▸ **What is needed**
Restate the whole listing word for word. Pictures are left out.

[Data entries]
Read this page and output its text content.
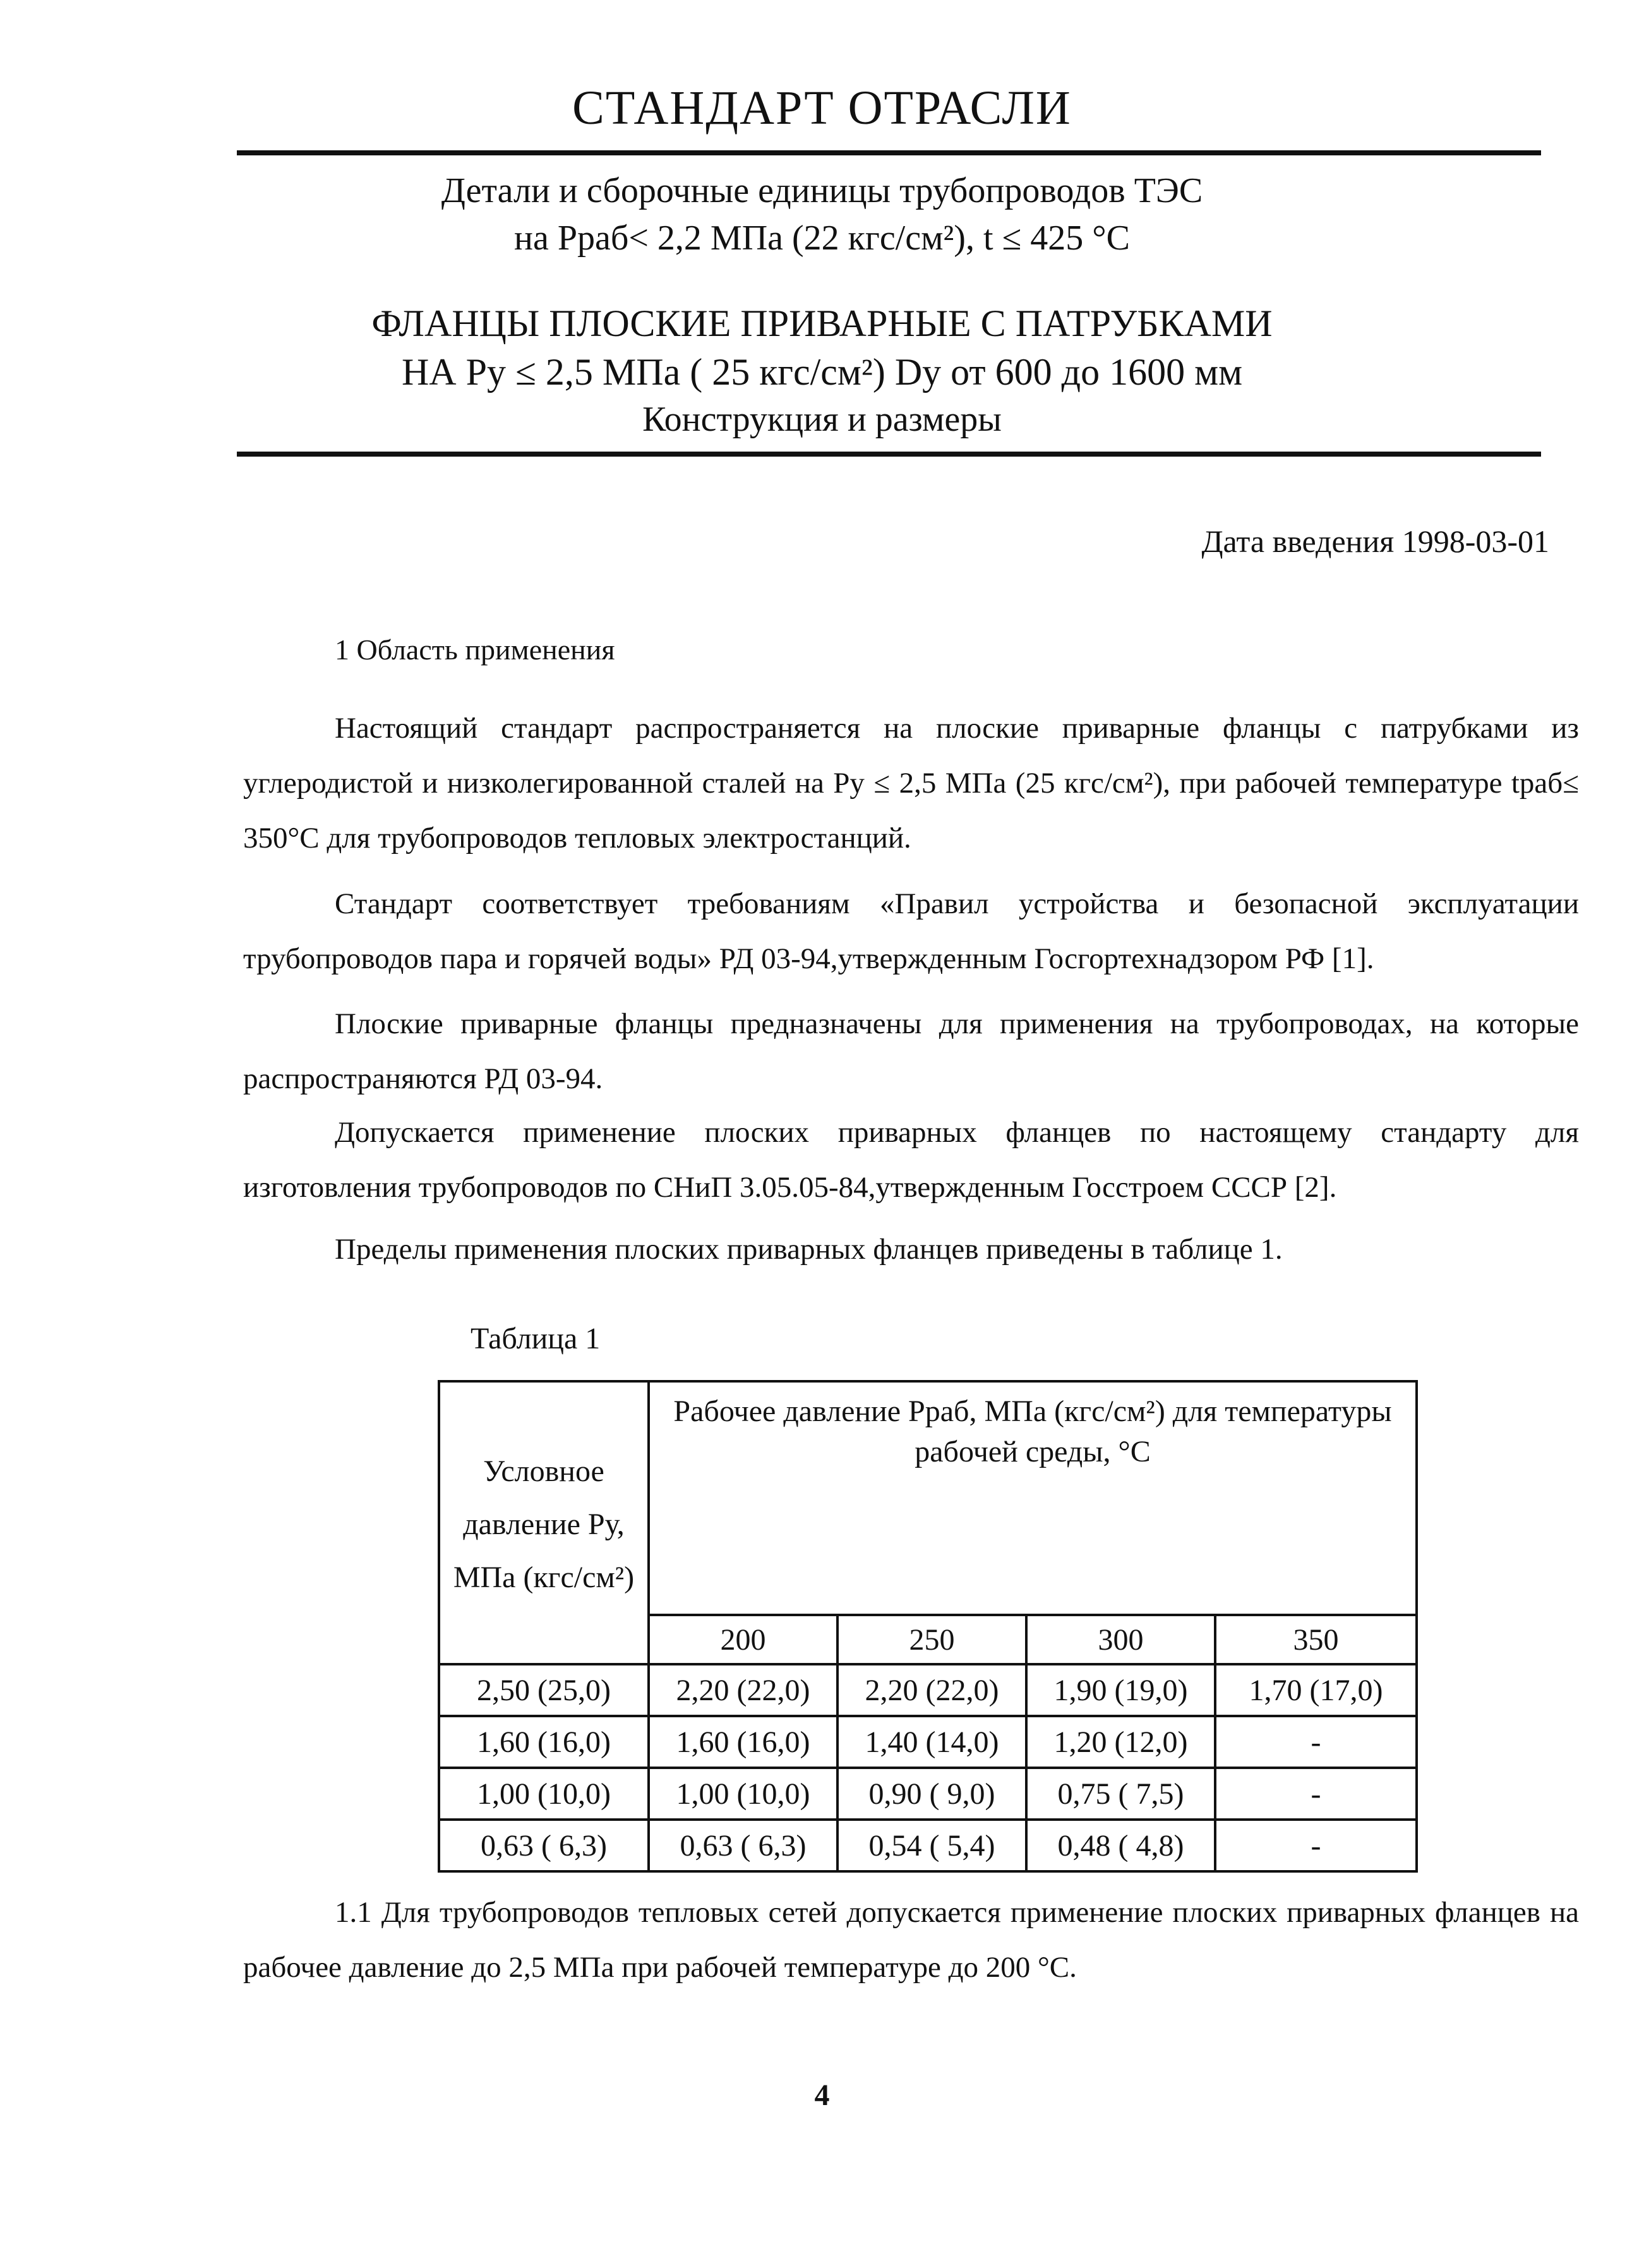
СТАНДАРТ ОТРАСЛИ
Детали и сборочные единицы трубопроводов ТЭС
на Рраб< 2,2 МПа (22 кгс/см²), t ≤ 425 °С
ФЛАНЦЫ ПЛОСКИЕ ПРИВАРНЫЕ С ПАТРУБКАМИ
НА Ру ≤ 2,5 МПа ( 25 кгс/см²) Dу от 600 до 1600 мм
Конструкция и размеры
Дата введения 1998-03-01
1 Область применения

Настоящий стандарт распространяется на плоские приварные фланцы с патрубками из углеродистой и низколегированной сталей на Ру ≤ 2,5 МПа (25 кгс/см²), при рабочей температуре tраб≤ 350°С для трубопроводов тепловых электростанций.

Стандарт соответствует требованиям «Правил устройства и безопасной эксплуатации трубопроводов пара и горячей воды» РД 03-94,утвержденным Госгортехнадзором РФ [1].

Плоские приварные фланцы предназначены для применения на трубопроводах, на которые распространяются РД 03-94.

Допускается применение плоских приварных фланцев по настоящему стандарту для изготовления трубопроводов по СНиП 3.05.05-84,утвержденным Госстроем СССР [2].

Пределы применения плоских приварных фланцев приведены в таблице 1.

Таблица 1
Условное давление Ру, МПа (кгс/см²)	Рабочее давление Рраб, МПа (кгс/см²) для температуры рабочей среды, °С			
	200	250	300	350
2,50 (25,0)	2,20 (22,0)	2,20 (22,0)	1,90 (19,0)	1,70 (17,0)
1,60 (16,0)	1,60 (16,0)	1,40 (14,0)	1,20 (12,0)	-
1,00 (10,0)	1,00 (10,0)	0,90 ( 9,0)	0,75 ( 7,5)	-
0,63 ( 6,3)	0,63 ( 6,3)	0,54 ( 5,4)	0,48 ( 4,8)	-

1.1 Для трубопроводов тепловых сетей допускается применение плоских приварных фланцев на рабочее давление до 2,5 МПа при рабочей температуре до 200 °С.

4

▸ **The completed task**
Read this page and output its text content.
СТАНДАРТ ОТРАСЛИ
Детали и сборочные единицы трубопроводов ТЭС
на Рраб< 2,2 МПа (22 кгс/см²), t ≤ 425 °С
ФЛАНЦЫ ПЛОСКИЕ ПРИВАРНЫЕ С ПАТРУБКАМИ
НА Ру ≤ 2,5 МПа ( 25 кгс/см²) Dу от 600 до 1600 мм
Конструкция и размеры
Дата введения 1998-03-01
1 Область применения

Настоящий стандарт распространяется на плоские приварные фланцы с патрубками из углеродистой и низколегированной сталей на Ру ≤ 2,5 МПа (25 кгс/см²), при рабочей температуре tраб≤ 350°С для трубопроводов тепловых электростанций.

Стандарт соответствует требованиям «Правил устройства и безопасной эксплуатации трубопроводов пара и горячей воды» РД 03-94,утвержденным Госгортехнадзором РФ [1].

Плоские приварные фланцы предназначены для применения на трубопроводах, на которые распространяются РД 03-94.

Допускается применение плоских приварных фланцев по настоящему стандарту для изготовления трубопроводов по СНиП 3.05.05-84,утвержденным Госстроем СССР [2].

Пределы применения плоских приварных фланцев приведены в таблице 1.

Таблица 1
Условное давление Ру, МПа (кгс/см²)	Рабочее давление Рраб, МПа (кгс/см²) для температуры рабочей среды, °С			
	200	250	300	350
2,50 (25,0)	2,20 (22,0)	2,20 (22,0)	1,90 (19,0)	1,70 (17,0)
1,60 (16,0)	1,60 (16,0)	1,40 (14,0)	1,20 (12,0)	-
1,00 (10,0)	1,00 (10,0)	0,90 ( 9,0)	0,75 ( 7,5)	-
0,63 ( 6,3)	0,63 ( 6,3)	0,54 ( 5,4)	0,48 ( 4,8)	-

1.1 Для трубопроводов тепловых сетей допускается применение плоских приварных фланцев на рабочее давление до 2,5 МПа при рабочей температуре до 200 °С.

4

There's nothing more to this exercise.